:: Brief ::
Every line in the listing is to be echoed verbatim.

(Stored data entries)
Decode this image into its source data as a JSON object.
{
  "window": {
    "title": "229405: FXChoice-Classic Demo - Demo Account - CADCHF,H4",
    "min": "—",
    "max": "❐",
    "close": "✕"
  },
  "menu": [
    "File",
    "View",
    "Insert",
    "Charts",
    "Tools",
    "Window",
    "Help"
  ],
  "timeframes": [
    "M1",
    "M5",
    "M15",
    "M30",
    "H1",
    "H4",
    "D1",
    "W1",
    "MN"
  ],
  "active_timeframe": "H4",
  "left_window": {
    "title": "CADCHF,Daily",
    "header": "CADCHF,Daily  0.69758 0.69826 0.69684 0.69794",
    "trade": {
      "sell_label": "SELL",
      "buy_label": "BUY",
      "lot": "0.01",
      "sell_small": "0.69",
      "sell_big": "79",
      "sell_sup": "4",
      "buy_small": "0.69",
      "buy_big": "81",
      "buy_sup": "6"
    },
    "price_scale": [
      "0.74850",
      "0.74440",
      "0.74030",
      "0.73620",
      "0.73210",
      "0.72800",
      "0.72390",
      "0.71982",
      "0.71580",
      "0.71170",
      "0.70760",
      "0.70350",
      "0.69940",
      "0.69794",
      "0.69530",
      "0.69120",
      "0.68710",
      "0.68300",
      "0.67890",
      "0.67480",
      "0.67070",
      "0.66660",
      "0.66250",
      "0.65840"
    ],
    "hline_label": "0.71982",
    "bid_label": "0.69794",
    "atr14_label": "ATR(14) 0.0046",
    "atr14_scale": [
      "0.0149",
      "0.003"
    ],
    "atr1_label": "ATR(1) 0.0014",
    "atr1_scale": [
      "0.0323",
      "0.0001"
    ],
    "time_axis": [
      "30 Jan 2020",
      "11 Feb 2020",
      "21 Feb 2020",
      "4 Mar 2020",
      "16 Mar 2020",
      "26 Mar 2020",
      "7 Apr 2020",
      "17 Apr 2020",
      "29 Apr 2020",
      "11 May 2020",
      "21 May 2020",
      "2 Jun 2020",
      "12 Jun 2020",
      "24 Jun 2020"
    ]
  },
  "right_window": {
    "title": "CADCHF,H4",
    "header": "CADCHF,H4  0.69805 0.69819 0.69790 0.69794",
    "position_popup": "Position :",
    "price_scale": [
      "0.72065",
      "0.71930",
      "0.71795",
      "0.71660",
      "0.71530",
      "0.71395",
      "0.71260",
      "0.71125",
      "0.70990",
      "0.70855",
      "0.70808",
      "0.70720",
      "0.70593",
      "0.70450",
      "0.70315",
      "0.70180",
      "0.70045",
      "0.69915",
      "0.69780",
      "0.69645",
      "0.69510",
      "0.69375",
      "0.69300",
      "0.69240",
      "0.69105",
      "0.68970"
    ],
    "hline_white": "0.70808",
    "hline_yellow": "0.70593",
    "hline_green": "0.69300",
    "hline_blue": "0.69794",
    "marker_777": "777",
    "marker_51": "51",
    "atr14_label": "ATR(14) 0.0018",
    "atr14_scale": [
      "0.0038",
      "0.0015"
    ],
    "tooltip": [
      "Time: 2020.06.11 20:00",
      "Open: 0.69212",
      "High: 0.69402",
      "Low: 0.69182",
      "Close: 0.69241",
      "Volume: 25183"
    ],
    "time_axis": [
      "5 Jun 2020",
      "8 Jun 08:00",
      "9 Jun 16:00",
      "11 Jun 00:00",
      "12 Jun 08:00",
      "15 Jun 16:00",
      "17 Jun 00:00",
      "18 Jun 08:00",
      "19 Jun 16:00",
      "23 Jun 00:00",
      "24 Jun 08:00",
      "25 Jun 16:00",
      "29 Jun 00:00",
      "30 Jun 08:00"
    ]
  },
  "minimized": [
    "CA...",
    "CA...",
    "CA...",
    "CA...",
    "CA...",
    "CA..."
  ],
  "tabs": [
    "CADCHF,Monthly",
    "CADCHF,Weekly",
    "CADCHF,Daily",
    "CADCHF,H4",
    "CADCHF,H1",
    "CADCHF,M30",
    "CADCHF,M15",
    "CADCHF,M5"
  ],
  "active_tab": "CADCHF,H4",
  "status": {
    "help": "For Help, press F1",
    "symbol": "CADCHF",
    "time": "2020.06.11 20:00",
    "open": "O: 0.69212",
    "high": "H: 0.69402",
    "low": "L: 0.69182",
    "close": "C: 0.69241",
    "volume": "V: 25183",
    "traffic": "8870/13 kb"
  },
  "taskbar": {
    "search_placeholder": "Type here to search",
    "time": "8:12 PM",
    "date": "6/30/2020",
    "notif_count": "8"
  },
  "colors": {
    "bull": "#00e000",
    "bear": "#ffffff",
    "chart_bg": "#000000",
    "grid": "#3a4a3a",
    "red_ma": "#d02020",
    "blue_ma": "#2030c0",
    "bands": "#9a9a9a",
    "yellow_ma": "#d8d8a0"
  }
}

:: Expected answer ::
Decode this image into its source data as a JSON object.
{
  "window": {
    "title": "229405: FXChoice-Classic Demo - Demo Account - CADCHF,H4",
    "min": "—",
    "max": "❐",
    "close": "✕"
  },
  "menu": [
    "File",
    "View",
    "Insert",
    "Charts",
    "Tools",
    "Window",
    "Help"
  ],
  "timeframes": [
    "M1",
    "M5",
    "M15",
    "M30",
    "H1",
    "H4",
    "D1",
    "W1",
    "MN"
  ],
  "active_timeframe": "H4",
  "left_window": {
    "title": "CADCHF,Daily",
    "header": "CADCHF,Daily  0.69758 0.69826 0.69684 0.69794",
    "trade": {
      "sell_label": "SELL",
      "buy_label": "BUY",
      "lot": "0.01",
      "sell_small": "0.69",
      "sell_big": "79",
      "sell_sup": "4",
      "buy_small": "0.69",
      "buy_big": "81",
      "buy_sup": "6"
    },
    "price_scale": [
      "0.74850",
      "0.74440",
      "0.74030",
      "0.73620",
      "0.73210",
      "0.72800",
      "0.72390",
      "0.71982",
      "0.71580",
      "0.71170",
      "0.70760",
      "0.70350",
      "0.69940",
      "0.69794",
      "0.69530",
      "0.69120",
      "0.68710",
      "0.68300",
      "0.67890",
      "0.67480",
      "0.67070",
      "0.66660",
      "0.66250",
      "0.65840"
    ],
    "hline_label": "0.71982",
    "bid_label": "0.69794",
    "atr14_label": "ATR(14) 0.0046",
    "atr14_scale": [
      "0.0149",
      "0.003"
    ],
    "atr1_label": "ATR(1) 0.0014",
    "atr1_scale": [
      "0.0323",
      "0.0001"
    ],
    "time_axis": [
      "30 Jan 2020",
      "11 Feb 2020",
      "21 Feb 2020",
      "4 Mar 2020",
      "16 Mar 2020",
      "26 Mar 2020",
      "7 Apr 2020",
      "17 Apr 2020",
      "29 Apr 2020",
      "11 May 2020",
      "21 May 2020",
      "2 Jun 2020",
      "12 Jun 2020",
      "24 Jun 2020"
    ]
  },
  "right_window": {
    "title": "CADCHF,H4",
    "header": "CADCHF,H4  0.69805 0.69819 0.69790 0.69794",
    "position_popup": "Position :",
    "price_scale": [
      "0.72065",
      "0.71930",
      "0.71795",
      "0.71660",
      "0.71530",
      "0.71395",
      "0.71260",
      "0.71125",
      "0.70990",
      "0.70855",
      "0.70808",
      "0.70720",
      "0.70593",
      "0.70450",
      "0.70315",
      "0.70180",
      "0.70045",
      "0.69915",
      "0.69780",
      "0.69645",
      "0.69510",
      "0.69375",
      "0.69300",
      "0.69240",
      "0.69105",
      "0.68970"
    ],
    "hline_white": "0.70808",
    "hline_yellow": "0.70593",
    "hline_green": "0.69300",
    "hline_blue": "0.69794",
    "marker_777": "777",
    "marker_51": "51",
    "atr14_label": "ATR(14) 0.0018",
    "atr14_scale": [
      "0.0038",
      "0.0015"
    ],
    "tooltip": [
      "Time: 2020.06.11 20:00",
      "Open: 0.69212",
      "High: 0.69402",
      "Low: 0.69182",
      "Close: 0.69241",
      "Volume: 25183"
    ],
    "time_axis": [
      "5 Jun 2020",
      "8 Jun 08:00",
      "9 Jun 16:00",
      "11 Jun 00:00",
      "12 Jun 08:00",
      "15 Jun 16:00",
      "17 Jun 00:00",
      "18 Jun 08:00",
      "19 Jun 16:00",
      "23 Jun 00:00",
      "24 Jun 08:00",
      "25 Jun 16:00",
      "29 Jun 00:00",
      "30 Jun 08:00"
    ]
  },
  "minimized": [
    "CA...",
    "CA...",
    "CA...",
    "CA...",
    "CA...",
    "CA..."
  ],
  "tabs": [
    "CADCHF,Monthly",
    "CADCHF,Weekly",
    "CADCHF,Daily",
    "CADCHF,H4",
    "CADCHF,H1",
    "CADCHF,M30",
    "CADCHF,M15",
    "CADCHF,M5"
  ],
  "active_tab": "CADCHF,H4",
  "status": {
    "help": "For Help, press F1",
    "symbol": "CADCHF",
    "time": "2020.06.11 20:00",
    "open": "O: 0.69212",
    "high": "H: 0.69402",
    "low": "L: 0.69182",
    "close": "C: 0.69241",
    "volume": "V: 25183",
    "traffic": "8870/13 kb"
  },
  "taskbar": {
    "search_placeholder": "Type here to search",
    "time": "8:12 PM",
    "date": "6/30/2020",
    "notif_count": "8"
  },
  "colors": {
    "bull": "#00e000",
    "bear": "#ffffff",
    "chart_bg": "#000000",
    "grid": "#3a4a3a",
    "red_ma": "#d02020",
    "blue_ma": "#2030c0",
    "bands": "#9a9a9a",
    "yellow_ma": "#d8d8a0"
  }
}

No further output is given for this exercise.